== INPUT RECORDS

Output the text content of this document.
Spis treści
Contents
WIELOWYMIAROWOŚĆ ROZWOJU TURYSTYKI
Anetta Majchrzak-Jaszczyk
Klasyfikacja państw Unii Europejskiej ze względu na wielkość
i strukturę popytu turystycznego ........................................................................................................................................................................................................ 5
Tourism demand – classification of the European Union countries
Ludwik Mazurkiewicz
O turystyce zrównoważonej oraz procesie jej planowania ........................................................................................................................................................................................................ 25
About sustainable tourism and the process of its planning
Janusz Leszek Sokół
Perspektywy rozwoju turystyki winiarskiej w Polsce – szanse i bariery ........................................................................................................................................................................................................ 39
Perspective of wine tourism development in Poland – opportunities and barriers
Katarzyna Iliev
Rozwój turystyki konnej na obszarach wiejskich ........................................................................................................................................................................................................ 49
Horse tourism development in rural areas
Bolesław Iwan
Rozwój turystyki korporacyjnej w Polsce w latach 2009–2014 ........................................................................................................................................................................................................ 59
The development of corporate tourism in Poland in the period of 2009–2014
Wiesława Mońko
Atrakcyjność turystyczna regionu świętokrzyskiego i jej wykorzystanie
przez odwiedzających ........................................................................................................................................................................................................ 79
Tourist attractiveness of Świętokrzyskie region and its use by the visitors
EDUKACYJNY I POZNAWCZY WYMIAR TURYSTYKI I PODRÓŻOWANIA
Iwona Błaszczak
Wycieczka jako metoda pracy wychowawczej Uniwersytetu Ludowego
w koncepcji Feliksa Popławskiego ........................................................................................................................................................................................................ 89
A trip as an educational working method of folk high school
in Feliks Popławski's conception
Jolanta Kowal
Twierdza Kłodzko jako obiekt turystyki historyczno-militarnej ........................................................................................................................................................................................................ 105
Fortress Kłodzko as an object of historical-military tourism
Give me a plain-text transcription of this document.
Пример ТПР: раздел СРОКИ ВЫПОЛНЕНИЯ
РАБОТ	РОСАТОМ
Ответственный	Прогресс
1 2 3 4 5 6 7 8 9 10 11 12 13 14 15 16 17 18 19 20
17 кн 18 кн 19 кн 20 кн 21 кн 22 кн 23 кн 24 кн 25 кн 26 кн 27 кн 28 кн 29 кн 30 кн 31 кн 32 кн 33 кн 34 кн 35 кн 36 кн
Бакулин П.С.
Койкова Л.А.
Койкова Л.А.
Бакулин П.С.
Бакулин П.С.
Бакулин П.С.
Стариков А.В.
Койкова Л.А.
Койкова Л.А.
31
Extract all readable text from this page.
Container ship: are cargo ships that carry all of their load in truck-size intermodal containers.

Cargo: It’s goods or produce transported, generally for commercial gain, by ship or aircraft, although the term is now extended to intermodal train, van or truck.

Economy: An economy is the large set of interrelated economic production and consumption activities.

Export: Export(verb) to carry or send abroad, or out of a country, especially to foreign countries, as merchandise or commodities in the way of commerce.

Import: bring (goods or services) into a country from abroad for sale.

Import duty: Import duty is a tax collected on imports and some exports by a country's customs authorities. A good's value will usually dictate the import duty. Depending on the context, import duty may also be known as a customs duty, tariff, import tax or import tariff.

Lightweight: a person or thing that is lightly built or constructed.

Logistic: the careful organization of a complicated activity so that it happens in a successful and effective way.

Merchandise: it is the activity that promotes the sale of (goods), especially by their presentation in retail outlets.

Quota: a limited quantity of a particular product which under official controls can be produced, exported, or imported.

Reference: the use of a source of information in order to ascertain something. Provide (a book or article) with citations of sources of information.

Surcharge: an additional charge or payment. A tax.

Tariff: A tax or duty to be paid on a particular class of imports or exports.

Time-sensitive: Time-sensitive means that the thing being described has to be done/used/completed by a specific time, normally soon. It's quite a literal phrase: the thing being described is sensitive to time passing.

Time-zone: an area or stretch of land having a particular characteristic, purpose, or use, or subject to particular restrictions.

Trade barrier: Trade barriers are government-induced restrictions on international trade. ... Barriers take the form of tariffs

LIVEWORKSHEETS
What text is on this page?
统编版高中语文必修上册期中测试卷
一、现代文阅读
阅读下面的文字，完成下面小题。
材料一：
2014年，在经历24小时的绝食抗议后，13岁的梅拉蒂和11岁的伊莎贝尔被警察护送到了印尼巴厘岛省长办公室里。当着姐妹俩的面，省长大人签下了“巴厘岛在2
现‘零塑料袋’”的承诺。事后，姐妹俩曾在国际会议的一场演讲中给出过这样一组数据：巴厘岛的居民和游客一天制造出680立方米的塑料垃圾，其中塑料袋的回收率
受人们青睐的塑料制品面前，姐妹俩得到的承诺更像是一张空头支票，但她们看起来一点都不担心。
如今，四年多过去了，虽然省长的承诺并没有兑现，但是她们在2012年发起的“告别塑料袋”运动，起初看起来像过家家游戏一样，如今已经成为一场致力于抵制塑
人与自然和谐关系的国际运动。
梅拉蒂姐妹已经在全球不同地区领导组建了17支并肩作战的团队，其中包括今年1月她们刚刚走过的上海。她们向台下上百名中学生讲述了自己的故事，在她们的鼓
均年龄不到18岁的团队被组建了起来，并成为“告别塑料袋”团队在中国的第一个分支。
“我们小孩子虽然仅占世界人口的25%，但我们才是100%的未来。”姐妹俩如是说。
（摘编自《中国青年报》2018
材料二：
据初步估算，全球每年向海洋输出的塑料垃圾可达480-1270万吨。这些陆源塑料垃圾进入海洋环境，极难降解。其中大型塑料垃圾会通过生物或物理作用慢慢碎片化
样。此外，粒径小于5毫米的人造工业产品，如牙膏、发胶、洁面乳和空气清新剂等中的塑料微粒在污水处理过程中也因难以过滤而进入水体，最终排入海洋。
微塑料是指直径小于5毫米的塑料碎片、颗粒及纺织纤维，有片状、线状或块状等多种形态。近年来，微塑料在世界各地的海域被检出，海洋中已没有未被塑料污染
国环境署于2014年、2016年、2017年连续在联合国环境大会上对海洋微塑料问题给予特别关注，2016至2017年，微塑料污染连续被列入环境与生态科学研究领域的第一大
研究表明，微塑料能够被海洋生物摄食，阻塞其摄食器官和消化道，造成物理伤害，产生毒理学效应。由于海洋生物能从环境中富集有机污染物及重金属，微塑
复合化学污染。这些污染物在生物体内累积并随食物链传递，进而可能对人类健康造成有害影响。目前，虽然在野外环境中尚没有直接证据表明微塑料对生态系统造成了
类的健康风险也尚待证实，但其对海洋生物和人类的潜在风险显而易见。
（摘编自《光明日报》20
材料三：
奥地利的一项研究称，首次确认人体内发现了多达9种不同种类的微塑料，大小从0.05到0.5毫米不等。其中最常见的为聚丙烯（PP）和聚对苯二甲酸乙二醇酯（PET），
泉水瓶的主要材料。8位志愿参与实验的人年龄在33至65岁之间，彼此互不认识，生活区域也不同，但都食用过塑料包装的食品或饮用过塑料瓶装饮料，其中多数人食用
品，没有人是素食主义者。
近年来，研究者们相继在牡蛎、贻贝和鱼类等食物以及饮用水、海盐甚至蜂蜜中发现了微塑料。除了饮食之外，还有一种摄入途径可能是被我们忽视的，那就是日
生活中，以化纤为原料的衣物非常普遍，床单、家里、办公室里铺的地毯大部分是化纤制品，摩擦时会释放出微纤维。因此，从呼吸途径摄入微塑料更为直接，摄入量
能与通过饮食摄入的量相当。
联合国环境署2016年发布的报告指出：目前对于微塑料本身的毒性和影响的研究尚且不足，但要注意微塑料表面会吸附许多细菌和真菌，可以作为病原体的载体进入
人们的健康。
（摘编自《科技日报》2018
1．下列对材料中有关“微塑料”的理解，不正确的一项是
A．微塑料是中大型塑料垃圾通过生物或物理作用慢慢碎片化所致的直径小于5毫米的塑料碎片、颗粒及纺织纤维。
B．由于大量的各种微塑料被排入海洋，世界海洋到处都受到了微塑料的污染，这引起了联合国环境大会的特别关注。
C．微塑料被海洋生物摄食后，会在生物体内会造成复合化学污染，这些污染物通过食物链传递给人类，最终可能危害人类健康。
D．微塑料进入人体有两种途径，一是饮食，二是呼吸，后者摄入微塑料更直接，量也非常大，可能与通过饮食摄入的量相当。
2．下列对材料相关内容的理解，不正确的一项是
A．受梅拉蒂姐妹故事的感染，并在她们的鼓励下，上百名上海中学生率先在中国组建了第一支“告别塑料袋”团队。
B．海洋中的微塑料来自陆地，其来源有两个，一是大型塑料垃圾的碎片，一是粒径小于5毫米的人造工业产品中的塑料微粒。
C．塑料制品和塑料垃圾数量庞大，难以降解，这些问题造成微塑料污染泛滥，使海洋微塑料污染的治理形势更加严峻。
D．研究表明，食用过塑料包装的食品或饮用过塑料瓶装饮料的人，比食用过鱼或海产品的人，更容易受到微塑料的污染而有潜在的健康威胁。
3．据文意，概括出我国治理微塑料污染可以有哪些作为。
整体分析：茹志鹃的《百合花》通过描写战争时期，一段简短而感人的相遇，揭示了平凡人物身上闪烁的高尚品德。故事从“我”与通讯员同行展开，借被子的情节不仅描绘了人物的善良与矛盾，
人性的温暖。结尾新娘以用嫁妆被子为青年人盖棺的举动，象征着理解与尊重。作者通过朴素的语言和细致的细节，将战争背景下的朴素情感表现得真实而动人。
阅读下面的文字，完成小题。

====

| EXERCISE INSTRUCTIONS |
Using the records given above, list every line that includes the word "particular".

| WORKED SOLUTION |
Quota: a limited quantity of a particular product which under official controls can be produced, exported, or imported.
Tariff: A tax or duty to be paid on a particular class of imports or exports.
Time-zone: an area or stretch of land having a particular characteristic, purpose, or use, or subject to particular restrictions.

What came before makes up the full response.